[A run of records]
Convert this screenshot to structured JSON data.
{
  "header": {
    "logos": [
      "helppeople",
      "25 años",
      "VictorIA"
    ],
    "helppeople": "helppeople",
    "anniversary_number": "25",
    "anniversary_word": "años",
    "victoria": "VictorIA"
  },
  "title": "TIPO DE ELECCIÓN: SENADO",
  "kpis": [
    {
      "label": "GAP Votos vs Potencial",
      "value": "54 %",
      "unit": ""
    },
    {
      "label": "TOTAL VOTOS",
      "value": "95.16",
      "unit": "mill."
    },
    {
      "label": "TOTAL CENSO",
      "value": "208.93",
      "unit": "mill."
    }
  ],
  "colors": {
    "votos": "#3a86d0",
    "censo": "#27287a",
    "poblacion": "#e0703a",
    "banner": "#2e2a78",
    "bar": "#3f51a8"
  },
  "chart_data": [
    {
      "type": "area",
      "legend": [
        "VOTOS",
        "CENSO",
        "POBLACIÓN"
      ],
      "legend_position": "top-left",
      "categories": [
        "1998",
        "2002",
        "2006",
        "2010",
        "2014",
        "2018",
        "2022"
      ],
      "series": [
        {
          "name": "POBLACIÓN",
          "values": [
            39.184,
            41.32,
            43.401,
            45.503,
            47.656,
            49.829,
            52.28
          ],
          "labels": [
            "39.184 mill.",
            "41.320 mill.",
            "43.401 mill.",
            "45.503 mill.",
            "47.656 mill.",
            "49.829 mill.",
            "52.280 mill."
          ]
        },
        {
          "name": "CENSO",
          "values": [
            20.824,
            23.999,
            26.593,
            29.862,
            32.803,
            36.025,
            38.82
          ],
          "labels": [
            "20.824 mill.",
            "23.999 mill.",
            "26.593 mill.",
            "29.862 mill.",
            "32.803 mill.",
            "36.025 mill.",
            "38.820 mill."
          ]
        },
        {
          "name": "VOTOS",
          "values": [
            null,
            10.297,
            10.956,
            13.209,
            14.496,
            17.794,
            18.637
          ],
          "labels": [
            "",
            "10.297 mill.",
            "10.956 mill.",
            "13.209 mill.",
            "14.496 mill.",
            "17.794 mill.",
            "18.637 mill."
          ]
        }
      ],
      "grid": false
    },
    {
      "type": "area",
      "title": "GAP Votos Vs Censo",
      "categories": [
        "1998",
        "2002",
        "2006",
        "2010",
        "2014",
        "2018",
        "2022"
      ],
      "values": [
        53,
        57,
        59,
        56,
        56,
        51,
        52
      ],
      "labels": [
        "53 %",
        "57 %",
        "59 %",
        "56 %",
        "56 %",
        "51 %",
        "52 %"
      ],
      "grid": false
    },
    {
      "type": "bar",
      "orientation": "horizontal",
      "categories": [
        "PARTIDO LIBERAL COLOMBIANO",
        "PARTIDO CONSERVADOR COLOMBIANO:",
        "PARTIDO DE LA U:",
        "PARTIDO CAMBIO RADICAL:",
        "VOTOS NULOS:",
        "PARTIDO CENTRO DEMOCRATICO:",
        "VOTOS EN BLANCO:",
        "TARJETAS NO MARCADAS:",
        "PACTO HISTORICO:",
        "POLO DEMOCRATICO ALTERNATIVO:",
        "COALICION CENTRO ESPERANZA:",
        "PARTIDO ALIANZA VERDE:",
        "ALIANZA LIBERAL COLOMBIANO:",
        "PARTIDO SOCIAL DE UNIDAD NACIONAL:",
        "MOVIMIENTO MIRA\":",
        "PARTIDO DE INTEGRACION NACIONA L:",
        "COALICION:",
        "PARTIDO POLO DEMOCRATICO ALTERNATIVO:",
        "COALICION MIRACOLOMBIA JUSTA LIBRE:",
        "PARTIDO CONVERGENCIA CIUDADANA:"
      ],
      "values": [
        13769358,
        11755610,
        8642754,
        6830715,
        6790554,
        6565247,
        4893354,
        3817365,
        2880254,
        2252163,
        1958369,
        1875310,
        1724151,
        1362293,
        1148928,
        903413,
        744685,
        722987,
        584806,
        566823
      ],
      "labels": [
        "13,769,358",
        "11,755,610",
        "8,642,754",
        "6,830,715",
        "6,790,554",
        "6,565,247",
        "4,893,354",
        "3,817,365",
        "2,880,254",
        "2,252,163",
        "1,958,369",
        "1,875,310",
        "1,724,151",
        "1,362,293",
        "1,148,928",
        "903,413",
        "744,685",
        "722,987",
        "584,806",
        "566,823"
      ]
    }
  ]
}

__Your instructions__.
Print all the data exactly.

__Complete output__.
Convert this screenshot to structured JSON data.
{
  "header": {
    "logos": [
      "helppeople",
      "25 años",
      "VictorIA"
    ],
    "helppeople": "helppeople",
    "anniversary_number": "25",
    "anniversary_word": "años",
    "victoria": "VictorIA"
  },
  "title": "TIPO DE ELECCIÓN: SENADO",
  "kpis": [
    {
      "label": "GAP Votos vs Potencial",
      "value": "54 %",
      "unit": ""
    },
    {
      "label": "TOTAL VOTOS",
      "value": "95.16",
      "unit": "mill."
    },
    {
      "label": "TOTAL CENSO",
      "value": "208.93",
      "unit": "mill."
    }
  ],
  "colors": {
    "votos": "#3a86d0",
    "censo": "#27287a",
    "poblacion": "#e0703a",
    "banner": "#2e2a78",
    "bar": "#3f51a8"
  },
  "chart_data": [
    {
      "type": "area",
      "legend": [
        "VOTOS",
        "CENSO",
        "POBLACIÓN"
      ],
      "legend_position": "top-left",
      "categories": [
        "1998",
        "2002",
        "2006",
        "2010",
        "2014",
        "2018",
        "2022"
      ],
      "series": [
        {
          "name": "POBLACIÓN",
          "values": [
            39.184,
            41.32,
            43.401,
            45.503,
            47.656,
            49.829,
            52.28
          ],
          "labels": [
            "39.184 mill.",
            "41.320 mill.",
            "43.401 mill.",
            "45.503 mill.",
            "47.656 mill.",
            "49.829 mill.",
            "52.280 mill."
          ]
        },
        {
          "name": "CENSO",
          "values": [
            20.824,
            23.999,
            26.593,
            29.862,
            32.803,
            36.025,
            38.82
          ],
          "labels": [
            "20.824 mill.",
            "23.999 mill.",
            "26.593 mill.",
            "29.862 mill.",
            "32.803 mill.",
            "36.025 mill.",
            "38.820 mill."
          ]
        },
        {
          "name": "VOTOS",
          "values": [
            null,
            10.297,
            10.956,
            13.209,
            14.496,
            17.794,
            18.637
          ],
          "labels": [
            "",
            "10.297 mill.",
            "10.956 mill.",
            "13.209 mill.",
            "14.496 mill.",
            "17.794 mill.",
            "18.637 mill."
          ]
        }
      ],
      "grid": false
    },
    {
      "type": "area",
      "title": "GAP Votos Vs Censo",
      "categories": [
        "1998",
        "2002",
        "2006",
        "2010",
        "2014",
        "2018",
        "2022"
      ],
      "values": [
        53,
        57,
        59,
        56,
        56,
        51,
        52
      ],
      "labels": [
        "53 %",
        "57 %",
        "59 %",
        "56 %",
        "56 %",
        "51 %",
        "52 %"
      ],
      "grid": false
    },
    {
      "type": "bar",
      "orientation": "horizontal",
      "categories": [
        "PARTIDO LIBERAL COLOMBIANO",
        "PARTIDO CONSERVADOR COLOMBIANO:",
        "PARTIDO DE LA U:",
        "PARTIDO CAMBIO RADICAL:",
        "VOTOS NULOS:",
        "PARTIDO CENTRO DEMOCRATICO:",
        "VOTOS EN BLANCO:",
        "TARJETAS NO MARCADAS:",
        "PACTO HISTORICO:",
        "POLO DEMOCRATICO ALTERNATIVO:",
        "COALICION CENTRO ESPERANZA:",
        "PARTIDO ALIANZA VERDE:",
        "ALIANZA LIBERAL COLOMBIANO:",
        "PARTIDO SOCIAL DE UNIDAD NACIONAL:",
        "MOVIMIENTO MIRA\":",
        "PARTIDO DE INTEGRACION NACIONA L:",
        "COALICION:",
        "PARTIDO POLO DEMOCRATICO ALTERNATIVO:",
        "COALICION MIRACOLOMBIA JUSTA LIBRE:",
        "PARTIDO CONVERGENCIA CIUDADANA:"
      ],
      "values": [
        13769358,
        11755610,
        8642754,
        6830715,
        6790554,
        6565247,
        4893354,
        3817365,
        2880254,
        2252163,
        1958369,
        1875310,
        1724151,
        1362293,
        1148928,
        903413,
        744685,
        722987,
        584806,
        566823
      ],
      "labels": [
        "13,769,358",
        "11,755,610",
        "8,642,754",
        "6,830,715",
        "6,790,554",
        "6,565,247",
        "4,893,354",
        "3,817,365",
        "2,880,254",
        "2,252,163",
        "1,958,369",
        "1,875,310",
        "1,724,151",
        "1,362,293",
        "1,148,928",
        "903,413",
        "744,685",
        "722,987",
        "584,806",
        "566,823"
      ]
    }
  ]
}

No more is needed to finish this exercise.